WORK INSTRUCTIONS –
Please copy out every line of the data below from the line containing "logo-brand-part1: Whiz [405,109,476,144]" down to the line containing "step-1-label: Customer Onboarding", both included, and nothing else.

TASK DATA –
-------------------------

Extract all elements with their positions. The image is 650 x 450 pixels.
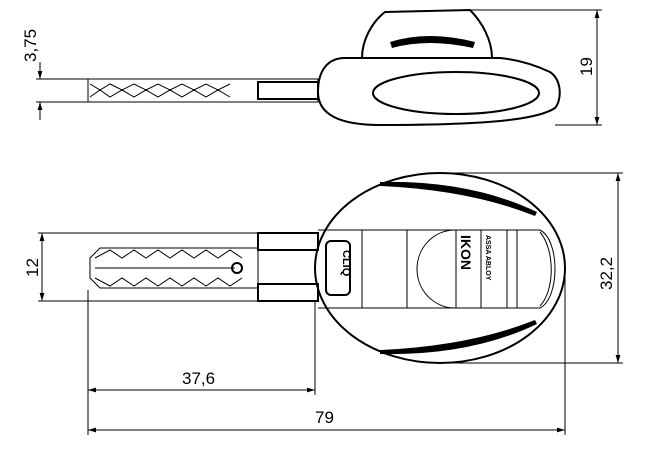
dimension-label: 3,75 (21, 29, 40, 62)
dimension-label: 19 (577, 57, 596, 76)
side-blade (87, 78, 319, 103)
dimension-head-height: 19 (470, 9, 602, 126)
front-head: CLIQ IKON ASSA ABLOY (314, 172, 566, 364)
cliq-logo-badge (325, 240, 351, 296)
dimension-label: 37,6 (182, 369, 215, 388)
ikon-logo: IKON (458, 235, 474, 270)
dimension-label: 12 (23, 258, 42, 277)
front-blade (89, 232, 319, 302)
dimension-blade-thickness: 3,75 (21, 29, 88, 120)
dimension-blade-length: 37,6 (87, 290, 316, 435)
front-view: CLIQ IKON ASSA ABLOY (89, 172, 566, 364)
side-head (316, 8, 561, 127)
side-view (87, 8, 561, 127)
dimension-blade-width: 12 (23, 232, 258, 302)
dimension-label: 32,2 (597, 257, 616, 290)
dimension-head-width: 32,2 (440, 172, 623, 364)
cliq-logo: CLIQ (340, 250, 352, 277)
dimension-total-length: 79 (88, 268, 566, 435)
dimension-label: 79 (315, 408, 334, 427)
assa-abloy-logo: ASSA ABLOY (484, 235, 491, 281)
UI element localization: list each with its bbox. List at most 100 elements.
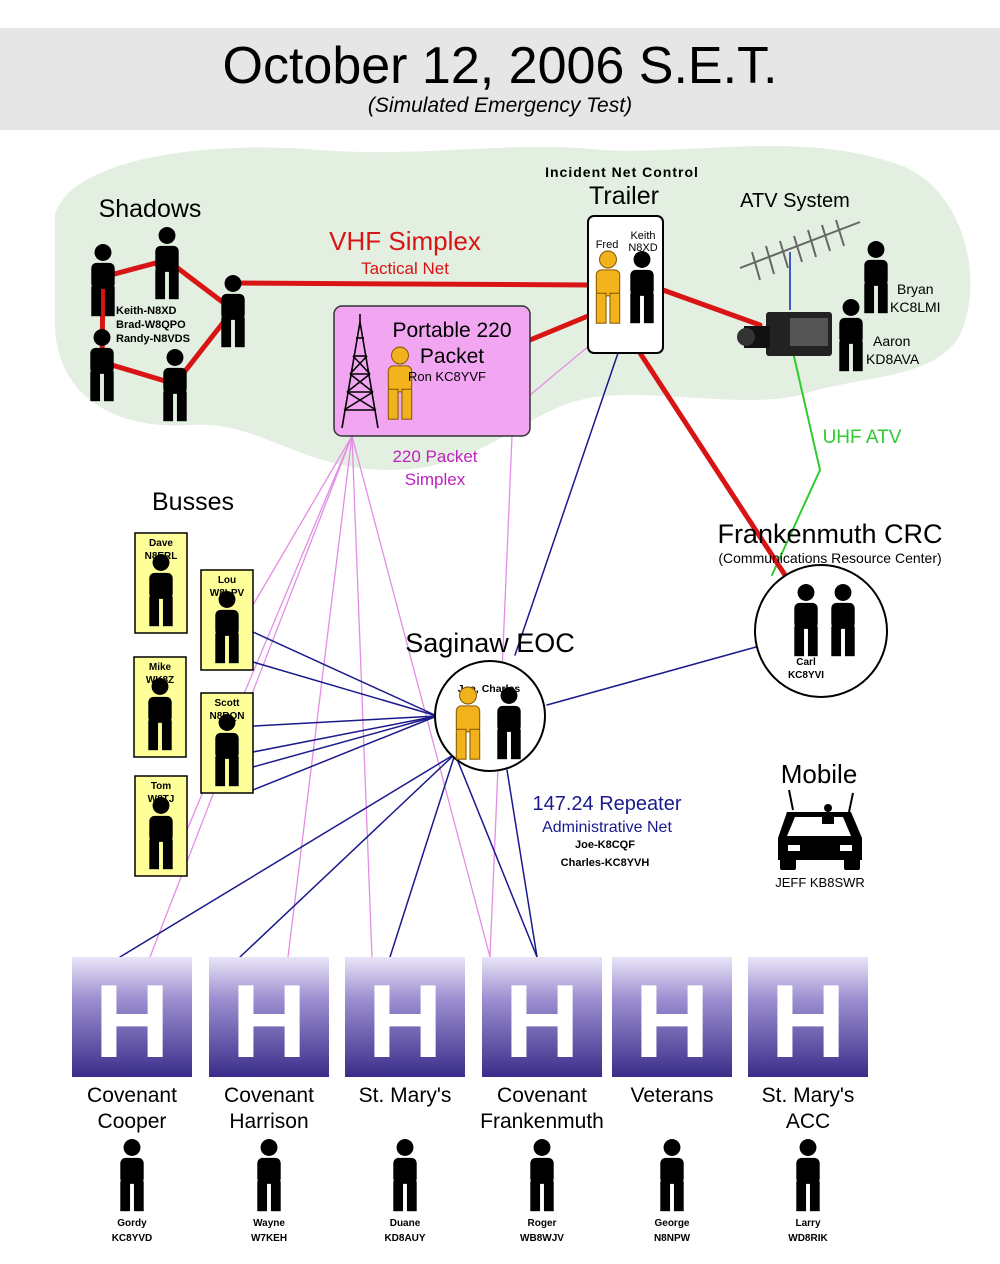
uhf-atv-link [771, 351, 821, 576]
hospital-operator-call: W7KEH [251, 1233, 287, 1244]
admin-net-link [239, 753, 456, 958]
bus-operator-name: Mike [149, 662, 172, 673]
incident-net-control-heading: Incident Net Control [545, 164, 699, 180]
atv-operator-bryan-call: KC8LMI [890, 299, 941, 315]
atv-operator-bryan: Bryan [897, 281, 934, 297]
vhf-tactical-net-label: Tactical Net [361, 259, 449, 278]
hospital-name: ACC [786, 1110, 830, 1133]
trailer-label: Trailer [589, 182, 659, 210]
repeater-admin-links [119, 352, 757, 958]
repeater-admin-net-label: Administrative Net [542, 819, 672, 836]
saginaw-eoc-node [434, 660, 546, 772]
repeater-operator: Joe-K8CQF [575, 839, 635, 851]
hospital-icon: H [367, 964, 442, 1080]
mobile-label: Mobile [781, 759, 858, 789]
vhf-simplex-link [637, 350, 788, 578]
video-camera-icon [737, 312, 832, 356]
hospital-operator-call: WB8WJV [520, 1233, 564, 1244]
packet-simplex-link [351, 435, 491, 958]
vhf-simplex-link [99, 359, 178, 387]
hospital-operator-call: N8NPW [654, 1233, 691, 1244]
trailer-operator-keith-call: N8XD [628, 242, 657, 254]
hospital-operator-call: WD8RIK [788, 1233, 828, 1244]
vhf-simplex-link [230, 280, 591, 288]
bus-operator-name: Tom [151, 781, 171, 792]
hospital-operator-name: Duane [390, 1218, 421, 1229]
hospitals: HCovenantCooperGordyKC8YVDHCovenantHarri… [72, 957, 868, 1244]
hospital-name: Covenant [497, 1084, 587, 1107]
admin-net-link [454, 753, 538, 958]
uhf-atv-link [792, 351, 821, 471]
packet-simplex-link [252, 435, 353, 606]
hospital-icon: H [94, 964, 169, 1080]
packet-operator-ron: Ron KC8YVF [408, 369, 486, 384]
hospital-name: Frankenmuth [480, 1110, 604, 1133]
hospital-operator-name: Wayne [253, 1218, 285, 1229]
hospital-name: Harrison [229, 1110, 308, 1133]
bus-operator-name: Dave [149, 538, 173, 549]
hospital-operator-call: KD8AUY [384, 1233, 425, 1244]
hospital-operator-name: George [654, 1218, 689, 1229]
radio-tower-icon [341, 314, 379, 429]
hospital-operator-name: Roger [528, 1218, 557, 1229]
vhf-simplex-link [99, 274, 106, 365]
packet-simplex-label-line2: Simplex [405, 470, 466, 489]
saginaw-eoc-label: Saginaw EOC [405, 628, 575, 658]
admin-net-link [252, 715, 438, 791]
admin-net-link [119, 753, 456, 958]
hospital-tile [612, 957, 732, 1077]
admin-net-link [506, 769, 538, 958]
hospital-name: St. Mary's [762, 1084, 855, 1107]
hospital-icon: H [231, 964, 306, 1080]
shadows-operator: Brad-W8QPO [116, 319, 186, 331]
packet-simplex-label-line1: 220 Packet [392, 447, 477, 466]
bus-operator-name: Lou [218, 575, 236, 586]
frankenmuth-crc-label: Frankenmuth CRC [717, 519, 942, 549]
hospital-tile [482, 957, 602, 1077]
bus-operator-name: Scott [215, 698, 241, 709]
hospital-tile [209, 957, 329, 1077]
hospital-tile [748, 957, 868, 1077]
frankenmuth-crc-node [754, 564, 888, 698]
mobile-operator: JEFF KB8SWR [775, 875, 865, 890]
hospital-tile [345, 957, 465, 1077]
admin-net-link [514, 352, 619, 656]
shadows-label: Shadows [99, 195, 202, 223]
hospital-name: Cooper [98, 1110, 167, 1133]
bus-unit: LouW8LPV [200, 569, 254, 671]
person-icon [796, 1139, 820, 1212]
person-icon [120, 1139, 144, 1212]
admin-net-link [252, 715, 438, 768]
hospital-icon: H [504, 964, 579, 1080]
bus-unit: DaveN8ERL [134, 532, 188, 634]
bus-units: DaveN8ERLLouW8LPVMikeWK8ZScottN8RQNTomW8… [133, 532, 254, 877]
packet-simplex-link [351, 435, 373, 958]
shadows-operator: Randy-N8VDS [116, 333, 190, 345]
person-icon [393, 1139, 417, 1212]
atv-operator-aaron-call: KD8AVA [866, 351, 920, 367]
page-subtitle: (Simulated Emergency Test) [367, 94, 633, 117]
uhf-atv-label: UHF ATV [823, 427, 902, 448]
trailer-operator-keith: Keith [630, 230, 655, 242]
bus-unit: TomW8TJ [134, 775, 188, 877]
hospital-name: Veterans [631, 1084, 714, 1107]
admin-net-link [252, 715, 438, 753]
admin-net-link [252, 631, 438, 717]
person-icon [257, 1139, 281, 1212]
hospital-name: Covenant [224, 1084, 314, 1107]
page-title: October 12, 2006 S.E.T. [222, 37, 778, 95]
vhf-simplex-link [527, 313, 591, 343]
hospital-tile [72, 957, 192, 1077]
title-banner [0, 28, 1000, 130]
portable-220-title: Portable 220 [392, 319, 511, 342]
hospital-operator-call: KC8YVD [112, 1233, 153, 1244]
repeater-operator: Charles-KC8YVH [561, 857, 650, 869]
antenna-icon [739, 219, 861, 310]
portable-220-packet-box [333, 305, 531, 437]
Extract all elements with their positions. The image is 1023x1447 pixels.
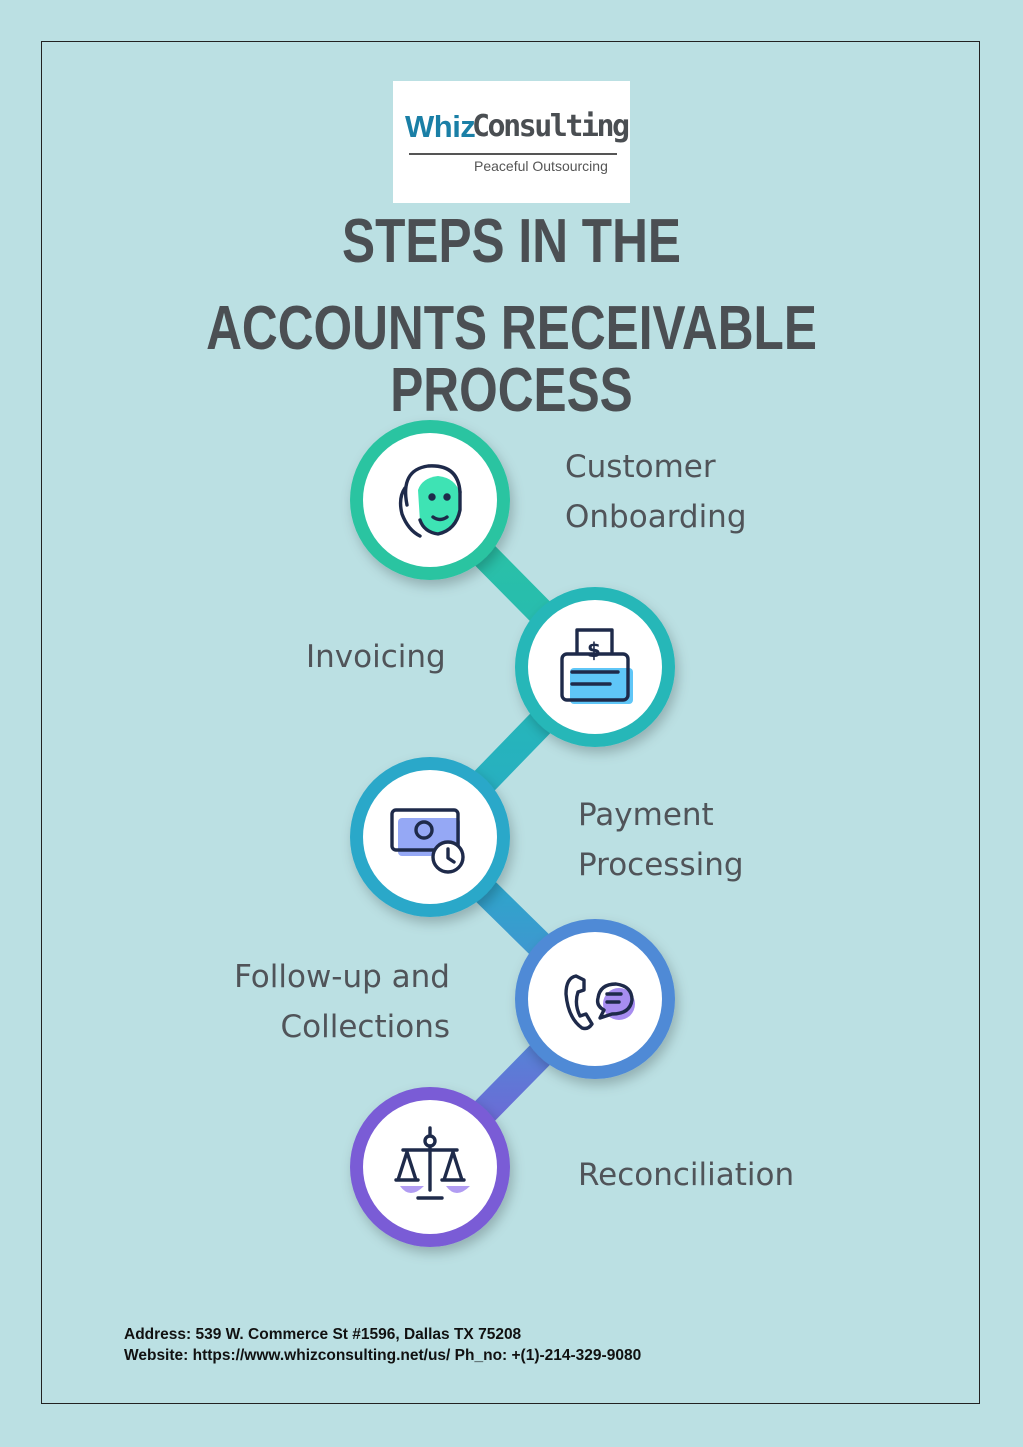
logo-brand-part1: Whiz [405,109,476,144]
footer-website: Website: https://www.whizconsulting.net/… [124,1347,642,1364]
footer-address: Address: 539 W. Commerce St #1596, Dalla… [124,1326,522,1343]
logo-underline [409,153,617,155]
logo-tagline: Peaceful Outsourcing [474,158,608,174]
cash-clock-icon [390,808,465,874]
footer-contact: Address: 539 W. Commerce St #1596, Dalla… [124,1324,641,1366]
page-border [41,41,980,1404]
step-1-label: Customer Onboarding [565,449,747,535]
company-logo: Whiz Consulting Peaceful Outsourcing [393,81,630,203]
step-4-label: Follow-up and Collections [234,959,450,1045]
logo-brand-part2: Consulting [472,109,630,144]
step-2-node [515,587,675,747]
page-title-line1: STEPS IN THE [342,207,681,276]
step-2-label: Invoicing [306,639,446,675]
step-3-label: Payment Processing [578,797,744,883]
svg-text:$: $ [587,638,601,662]
phone-chat-icon [564,974,635,1031]
balance-scale-icon [394,1126,470,1200]
page-title-line2: ACCOUNTS RECEIVABLE PROCESS [206,294,817,425]
step-4-node [515,919,675,1079]
invoice-printer-icon: $ [560,628,633,704]
customer-support-icon [398,464,462,538]
step-5-label: Reconciliation [578,1157,795,1193]
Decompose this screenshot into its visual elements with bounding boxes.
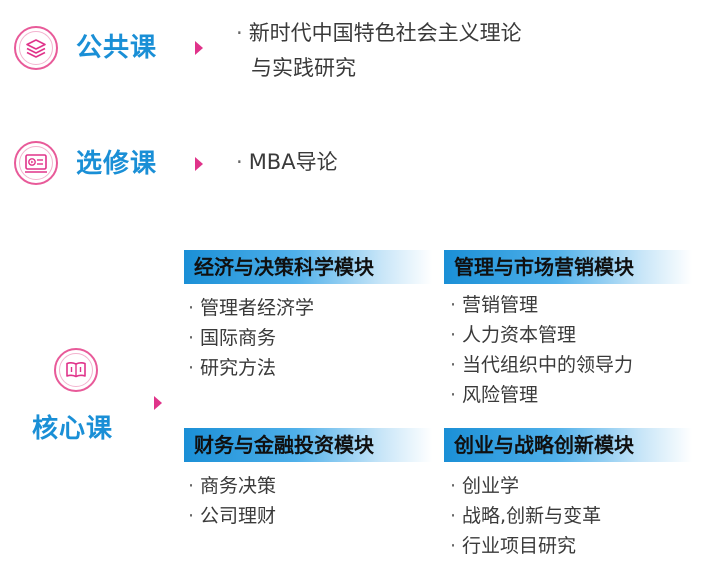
core-arrow-icon: [154, 396, 162, 410]
list-item: ·创业学: [450, 475, 520, 497]
core-course-label: 核心课: [32, 414, 114, 444]
list-item: ·风险管理: [450, 384, 539, 406]
elective-course-label: 选修课: [76, 149, 158, 179]
module-finance-header: 财务与金融投资模块: [184, 428, 432, 462]
list-item: ·营销管理: [450, 294, 539, 316]
module-innovation-list: ·创业学 ·战略,创新与变革 ·行业项目研究: [450, 471, 601, 561]
list-item: ·商务决策: [188, 475, 277, 497]
open-book-icon: [54, 348, 98, 392]
video-player-icon: [14, 141, 58, 185]
public-arrow-icon: [195, 41, 203, 55]
list-item: ·管理者经济学: [188, 297, 315, 319]
module-economics-header: 经济与决策科学模块: [184, 250, 432, 284]
list-item: ·行业项目研究: [450, 535, 577, 557]
list-item: ·研究方法: [188, 357, 277, 379]
public-course-label: 公共课: [76, 33, 158, 63]
module-marketing-header: 管理与市场营销模块: [444, 250, 692, 284]
module-economics-list: ·管理者经济学 ·国际商务 ·研究方法: [188, 293, 314, 383]
list-item: ·国际商务: [188, 327, 277, 349]
public-course-item-cont: 与实践研究: [251, 56, 356, 80]
module-innovation-header: 创业与战略创新模块: [444, 428, 692, 462]
elective-arrow-icon: [195, 157, 203, 171]
layers-icon: [14, 26, 58, 70]
list-item: ·当代组织中的领导力: [450, 354, 634, 376]
module-finance-list: ·商务决策 ·公司理财: [188, 471, 276, 531]
elective-course-item: ·MBA导论: [236, 150, 338, 174]
public-course-item: ·新时代中国特色社会主义理论: [236, 21, 522, 45]
list-item: ·公司理财: [188, 505, 277, 527]
module-marketing-list: ·营销管理 ·人力资本管理 ·当代组织中的领导力 ·风险管理: [450, 290, 633, 410]
list-item: ·人力资本管理: [450, 324, 577, 346]
list-item: ·战略,创新与变革: [450, 505, 602, 527]
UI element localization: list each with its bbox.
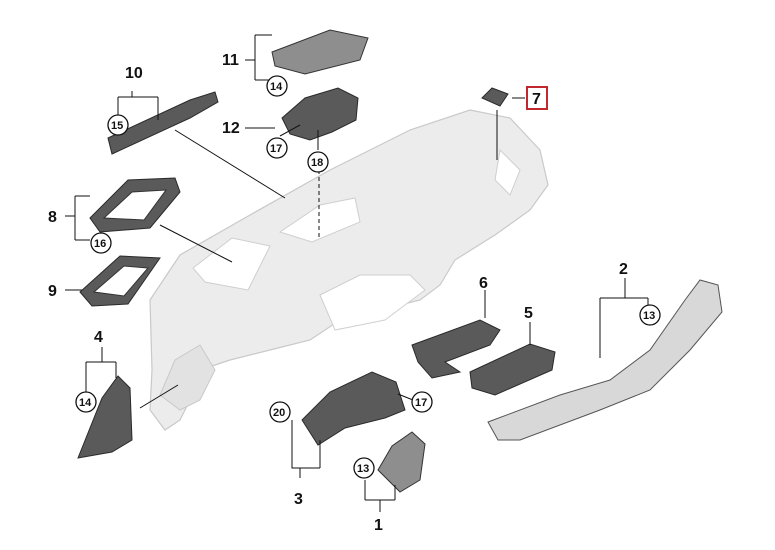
ref-17-top: 17: [270, 143, 282, 155]
callout-label-5: 5: [524, 305, 533, 322]
ref-18: 18: [311, 157, 323, 169]
ref-20: 20: [273, 407, 285, 419]
callout-label-7: 7: [532, 91, 541, 108]
bracket-part: [281, 87, 359, 141]
trim-strip-part: [487, 279, 723, 441]
callout-label-1: 1: [374, 517, 383, 534]
instrument-support-part: [301, 371, 406, 446]
dashboard-panel: [149, 109, 549, 431]
callout-label-12: 12: [222, 120, 240, 137]
small-cover-part: [481, 87, 509, 107]
callout-label-8: 8: [48, 209, 57, 226]
side-panel-part: [77, 375, 133, 459]
upper-bracket-part: [411, 319, 501, 379]
ref-14-top: 14: [270, 81, 283, 93]
callout-labels: 10 11 12 8 9 4 6 5 2 3 1 7: [48, 52, 628, 534]
small-trim-part: [377, 431, 426, 493]
callout-label-9: 9: [48, 283, 57, 300]
ref-13-bottom: 13: [357, 463, 369, 475]
speaker-grille-part: [271, 29, 369, 75]
ref-17-bottom: 17: [415, 397, 427, 409]
callout-label-11: 11: [222, 52, 239, 69]
callout-label-3: 3: [294, 491, 303, 508]
callout-label-4: 4: [94, 329, 103, 346]
callout-label-6: 6: [479, 275, 488, 292]
lower-bracket-part: [469, 343, 556, 396]
ref-13-right: 13: [643, 310, 655, 322]
callout-label-2: 2: [619, 261, 628, 278]
callout-label-10: 10: [125, 65, 143, 82]
ref-14-left: 14: [79, 397, 92, 409]
ref-16: 16: [94, 238, 106, 250]
reference-circles: 14 15 17 18 16 14 13 17 20 13: [75, 75, 661, 479]
leader-lines: [65, 34, 649, 512]
highlight-box: [526, 86, 548, 110]
duct-strip-part: [107, 91, 219, 155]
ref-15: 15: [111, 120, 123, 132]
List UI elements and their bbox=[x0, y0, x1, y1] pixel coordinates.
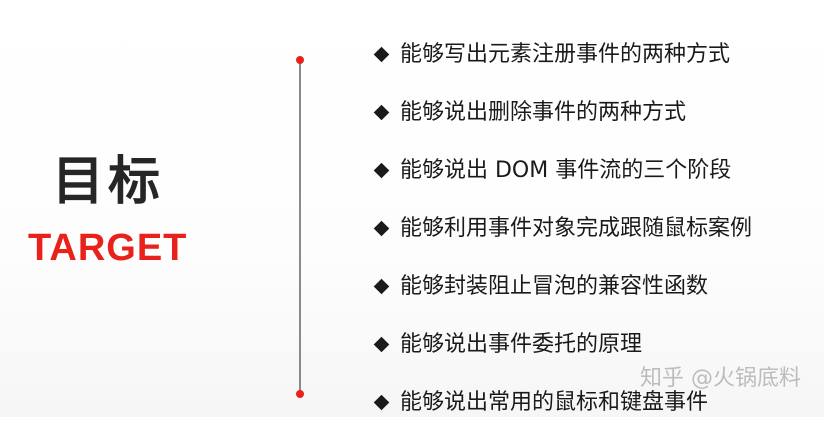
goal-text: 能够说出常用的鼠标和键盘事件 bbox=[400, 390, 709, 415]
goal-text: 能够说出删除事件的两种方式 bbox=[400, 100, 687, 125]
slide-title: 目标 bbox=[52, 152, 165, 212]
diamond-bullet-icon bbox=[373, 336, 390, 353]
goal-text: 能够封装阻止冒泡的兼容性函数 bbox=[400, 274, 709, 299]
timeline-top-dot-icon bbox=[296, 56, 304, 64]
goal-item: 能够写出元素注册事件的两种方式 bbox=[372, 38, 752, 71]
diamond-bullet-icon bbox=[373, 104, 390, 121]
goal-item: 能够说出事件委托的原理 bbox=[372, 328, 752, 361]
goal-item: 能够利用事件对象完成跟随鼠标案例 bbox=[372, 212, 752, 245]
goal-item: 能够说出删除事件的两种方式 bbox=[372, 96, 752, 129]
diamond-bullet-icon bbox=[373, 394, 390, 411]
slide: 目标 TARGET 能够写出元素注册事件的两种方式 能够说出删除事件的两种方式 … bbox=[0, 0, 824, 417]
timeline-divider bbox=[299, 60, 301, 394]
goal-text: 能够说出事件委托的原理 bbox=[400, 332, 643, 357]
goal-text: 能够说出 DOM 事件流的三个阶段 bbox=[400, 158, 732, 183]
diamond-bullet-icon bbox=[373, 220, 390, 237]
goal-item: 能够说出 DOM 事件流的三个阶段 bbox=[372, 154, 752, 187]
goal-text: 能够利用事件对象完成跟随鼠标案例 bbox=[400, 216, 753, 241]
diamond-bullet-icon bbox=[373, 162, 390, 179]
slide-subtitle: TARGET bbox=[28, 227, 188, 269]
goal-text: 能够写出元素注册事件的两种方式 bbox=[400, 42, 731, 67]
goal-item: 能够封装阻止冒泡的兼容性函数 bbox=[372, 270, 752, 303]
goal-item: 能够说出常用的鼠标和键盘事件 bbox=[372, 386, 752, 419]
diamond-bullet-icon bbox=[373, 46, 390, 63]
goal-list: 能够写出元素注册事件的两种方式 能够说出删除事件的两种方式 能够说出 DOM 事… bbox=[372, 38, 752, 444]
timeline-bottom-dot-icon bbox=[296, 390, 304, 398]
watermark: 知乎 @火锅底料 bbox=[640, 366, 801, 391]
diamond-bullet-icon bbox=[373, 278, 390, 295]
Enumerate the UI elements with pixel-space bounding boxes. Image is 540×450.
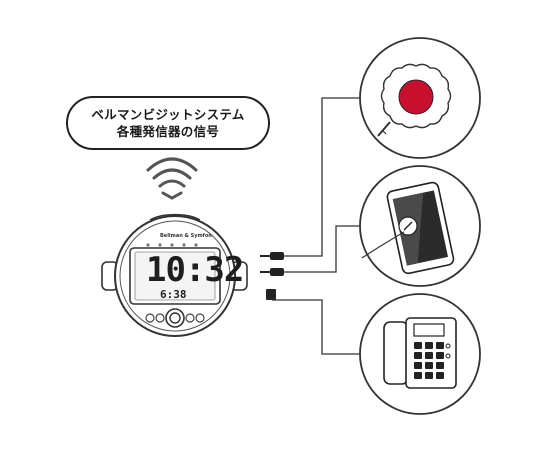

-------------------------

OUTPUT FOR THIS EXERCISE –
logo-brand-part1: Whiz [405,109,476,144]
footer-website: Website: https://www.whizconsulting.net/… [124,1347,642,1364]
footer-address: Address: 539 W. Commerce St #1596, Dalla… [124,1326,522,1343]
logo-underline [409,153,617,155]
logo-tagline: Peaceful Outsourcing [474,158,608,174]
cash-clock-icon [390,808,465,874]
footer-contact: Address: 539 W. Commerce St #1596, Dalla… [124,1324,641,1366]
page-border [41,41,980,1404]
step-1-label: Customer Onboarding [565,449,747,535]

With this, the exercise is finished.